(Saved entries)

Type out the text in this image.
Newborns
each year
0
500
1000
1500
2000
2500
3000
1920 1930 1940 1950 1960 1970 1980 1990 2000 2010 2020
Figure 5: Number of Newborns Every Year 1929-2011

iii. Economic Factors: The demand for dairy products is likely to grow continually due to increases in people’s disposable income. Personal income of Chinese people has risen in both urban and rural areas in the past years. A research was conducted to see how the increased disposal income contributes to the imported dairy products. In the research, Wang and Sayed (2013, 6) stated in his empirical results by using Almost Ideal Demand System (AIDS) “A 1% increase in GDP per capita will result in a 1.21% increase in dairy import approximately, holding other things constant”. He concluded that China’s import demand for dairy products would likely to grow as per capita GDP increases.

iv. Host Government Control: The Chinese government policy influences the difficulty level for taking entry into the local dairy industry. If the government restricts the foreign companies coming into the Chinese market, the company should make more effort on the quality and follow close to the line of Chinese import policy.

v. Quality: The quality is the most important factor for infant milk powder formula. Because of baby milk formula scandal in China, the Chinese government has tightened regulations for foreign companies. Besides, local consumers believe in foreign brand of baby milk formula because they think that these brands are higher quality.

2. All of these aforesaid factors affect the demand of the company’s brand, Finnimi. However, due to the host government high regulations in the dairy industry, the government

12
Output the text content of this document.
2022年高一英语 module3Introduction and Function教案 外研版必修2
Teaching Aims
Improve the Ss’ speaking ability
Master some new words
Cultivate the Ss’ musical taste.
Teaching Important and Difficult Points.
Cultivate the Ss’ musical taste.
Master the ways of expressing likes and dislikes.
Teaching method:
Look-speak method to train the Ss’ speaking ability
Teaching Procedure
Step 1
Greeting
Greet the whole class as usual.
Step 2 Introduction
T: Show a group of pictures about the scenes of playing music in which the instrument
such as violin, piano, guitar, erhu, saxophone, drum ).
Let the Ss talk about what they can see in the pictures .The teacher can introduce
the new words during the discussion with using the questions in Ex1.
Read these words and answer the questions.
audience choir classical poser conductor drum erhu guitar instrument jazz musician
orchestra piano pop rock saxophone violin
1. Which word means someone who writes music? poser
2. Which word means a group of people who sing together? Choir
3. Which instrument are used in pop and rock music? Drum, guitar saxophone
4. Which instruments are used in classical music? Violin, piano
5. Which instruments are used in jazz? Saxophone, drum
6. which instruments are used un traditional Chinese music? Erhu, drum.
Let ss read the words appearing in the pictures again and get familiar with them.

▶ [DIRECTIONS FOR THIS TASK]: Retype each record exactly, leaving nothing out.

▶ [RESPONSE FOR THIS EXERCISE]:
Type out the text in this image.
Newborns
each year
0
500
1000
1500
2000
2500
3000
1920 1930 1940 1950 1960 1970 1980 1990 2000 2010 2020
Figure 5: Number of Newborns Every Year 1929-2011

iii. Economic Factors: The demand for dairy products is likely to grow continually due to increases in people’s disposable income. Personal income of Chinese people has risen in both urban and rural areas in the past years. A research was conducted to see how the increased disposal income contributes to the imported dairy products. In the research, Wang and Sayed (2013, 6) stated in his empirical results by using Almost Ideal Demand System (AIDS) “A 1% increase in GDP per capita will result in a 1.21% increase in dairy import approximately, holding other things constant”. He concluded that China’s import demand for dairy products would likely to grow as per capita GDP increases.

iv. Host Government Control: The Chinese government policy influences the difficulty level for taking entry into the local dairy industry. If the government restricts the foreign companies coming into the Chinese market, the company should make more effort on the quality and follow close to the line of Chinese import policy.

v. Quality: The quality is the most important factor for infant milk powder formula. Because of baby milk formula scandal in China, the Chinese government has tightened regulations for foreign companies. Besides, local consumers believe in foreign brand of baby milk formula because they think that these brands are higher quality.

2. All of these aforesaid factors affect the demand of the company’s brand, Finnimi. However, due to the host government high regulations in the dairy industry, the government

12
Output the text content of this document.
2022年高一英语 module3Introduction and Function教案 外研版必修2
Teaching Aims
Improve the Ss’ speaking ability
Master some new words
Cultivate the Ss’ musical taste.
Teaching Important and Difficult Points.
Cultivate the Ss’ musical taste.
Master the ways of expressing likes and dislikes.
Teaching method:
Look-speak method to train the Ss’ speaking ability
Teaching Procedure
Step 1
Greeting
Greet the whole class as usual.
Step 2 Introduction
T: Show a group of pictures about the scenes of playing music in which the instrument
such as violin, piano, guitar, erhu, saxophone, drum ).
Let the Ss talk about what they can see in the pictures .The teacher can introduce
the new words during the discussion with using the questions in Ex1.
Read these words and answer the questions.
audience choir classical poser conductor drum erhu guitar instrument jazz musician
orchestra piano pop rock saxophone violin
1. Which word means someone who writes music? poser
2. Which word means a group of people who sing together? Choir
3. Which instrument are used in pop and rock music? Drum, guitar saxophone
4. Which instruments are used in classical music? Violin, piano
5. Which instruments are used in jazz? Saxophone, drum
6. which instruments are used un traditional Chinese music? Erhu, drum.
Let ss read the words appearing in the pictures again and get familiar with them.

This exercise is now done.